[Saved entries]
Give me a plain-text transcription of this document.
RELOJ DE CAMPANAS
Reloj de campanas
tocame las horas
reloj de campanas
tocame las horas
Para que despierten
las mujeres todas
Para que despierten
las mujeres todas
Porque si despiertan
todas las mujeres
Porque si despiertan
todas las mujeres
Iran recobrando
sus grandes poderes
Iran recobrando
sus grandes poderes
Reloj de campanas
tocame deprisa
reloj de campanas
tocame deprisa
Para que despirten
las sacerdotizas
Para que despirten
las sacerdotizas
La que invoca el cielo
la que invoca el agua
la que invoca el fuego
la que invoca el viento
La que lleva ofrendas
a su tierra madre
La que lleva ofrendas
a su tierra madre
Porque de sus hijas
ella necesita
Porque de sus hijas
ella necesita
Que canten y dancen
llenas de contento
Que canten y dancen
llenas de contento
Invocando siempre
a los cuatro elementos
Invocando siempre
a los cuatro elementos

▶ _What to do_: Return all of the data exactly as it reads.

▶ _Answer below_:
Give me a plain-text transcription of this document.
RELOJ DE CAMPANAS
Reloj de campanas
tocame las horas
reloj de campanas
tocame las horas
Para que despierten
las mujeres todas
Para que despierten
las mujeres todas
Porque si despiertan
todas las mujeres
Porque si despiertan
todas las mujeres
Iran recobrando
sus grandes poderes
Iran recobrando
sus grandes poderes
Reloj de campanas
tocame deprisa
reloj de campanas
tocame deprisa
Para que despirten
las sacerdotizas
Para que despirten
las sacerdotizas
La que invoca el cielo
la que invoca el agua
la que invoca el fuego
la que invoca el viento
La que lleva ofrendas
a su tierra madre
La que lleva ofrendas
a su tierra madre
Porque de sus hijas
ella necesita
Porque de sus hijas
ella necesita
Que canten y dancen
llenas de contento
Que canten y dancen
llenas de contento
Invocando siempre
a los cuatro elementos
Invocando siempre
a los cuatro elementos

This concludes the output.